__Exercise directions__: Extract all lines that hold "medida" from the records below.

>> begin Task material

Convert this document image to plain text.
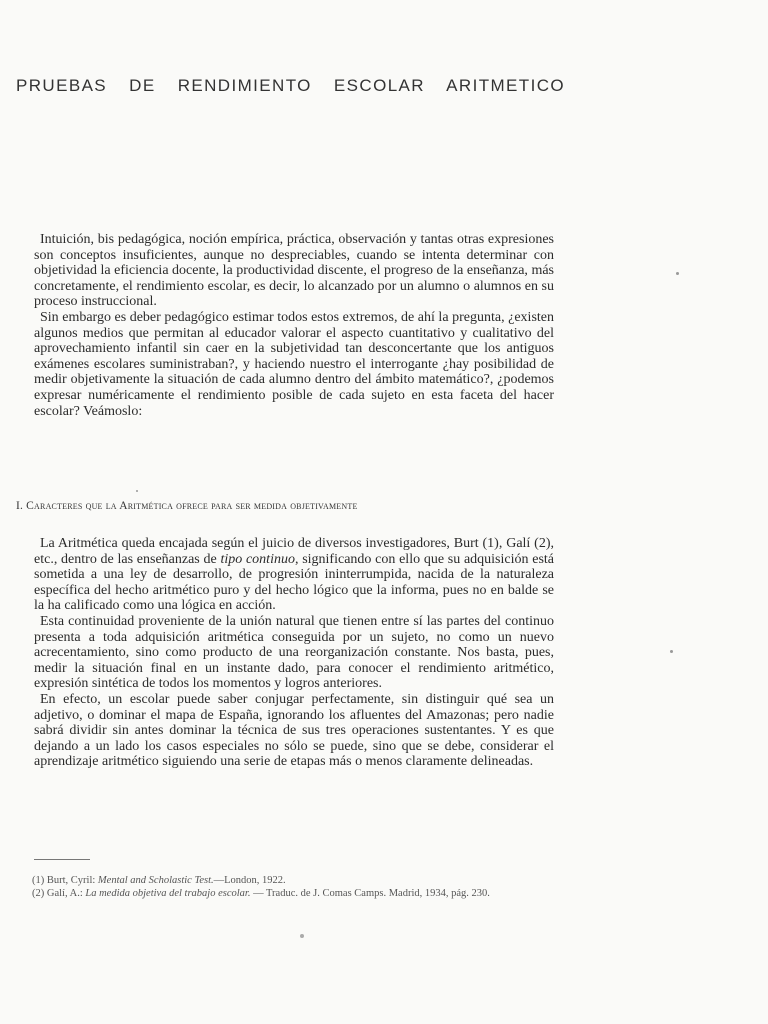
PRUEBAS DE RENDIMIENTO ESCOLAR ARITMETICO

Intuición, bis pedagógica, noción empírica, práctica, observación y tantas otras expresiones son conceptos insuficientes, aunque no despreciables, cuando se intenta determinar con objetividad la eficiencia docente, la productividad discente, el progreso de la enseñanza, más concretamente, el rendimiento escolar, es decir, lo alcanzado por un alumno o alumnos en su proceso instruccional.

Sin embargo es deber pedagógico estimar todos estos extremos, de ahí la pregunta, ¿existen algunos medios que permitan al educador valorar el aspecto cuantitativo y cualitativo del aprovechamiento infantil sin caer en la subjetividad tan desconcertante que los antiguos exámenes escolares suministraban?, y haciendo nuestro el interrogante ¿hay posibilidad de medir objetivamente la situación de cada alumno dentro del ámbito matemático?, ¿podemos expresar numéricamente el rendimiento posible de cada sujeto en esta faceta del hacer escolar? Veámoslo:

I. Caracteres que la Aritmética ofrece para ser medida objetivamente

La Aritmética queda encajada según el juicio de diversos investigadores, Burt (1), Galí (2), etc., dentro de las enseñanzas de tipo continuo, significando con ello que su adquisición está sometida a una ley de desarrollo, de progresión ininterrumpida, nacida de la naturaleza específica del hecho aritmético puro y del hecho lógico que la informa, pues no en balde se la ha calificado como una lógica en acción.

Esta continuidad proveniente de la unión natural que tienen entre sí las partes del continuo presenta a toda adquisición aritmética conseguida por un sujeto, no como un nuevo acrecentamiento, sino como producto de una reorganización constante. Nos basta, pues, medir la situación final en un instante dado, para conocer el rendimiento aritmético, expresión sintética de todos los momentos y logros anteriores.

En efecto, un escolar puede saber conjugar perfectamente, sin distinguir qué sea un adjetivo, o dominar el mapa de España, ignorando los afluentes del Amazonas; pero nadie sabrá dividir sin antes dominar la técnica de sus tres operaciones sustentantes. Y es que dejando a un lado los casos especiales no sólo se puede, sino que se debe, considerar el aprendizaje aritmético siguiendo una serie de etapas más o menos claramente delineadas.

(1) Burt, Cyril: Mental and Scholastic Test.—London, 1922.

(2) Galí, A.: La medida objetiva del trabajo escolar. — Traduc. de J. Comas Camps. Madrid, 1934, pág. 230.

>> end Task material

__Worked solution__:
I. Caracteres que la Aritmética ofrece para ser medida objetivamente
(2) Galí, A.: La medida objetiva del trabajo escolar. — Traduc. de J. Comas Camps. Madrid, 1934, pág. 230.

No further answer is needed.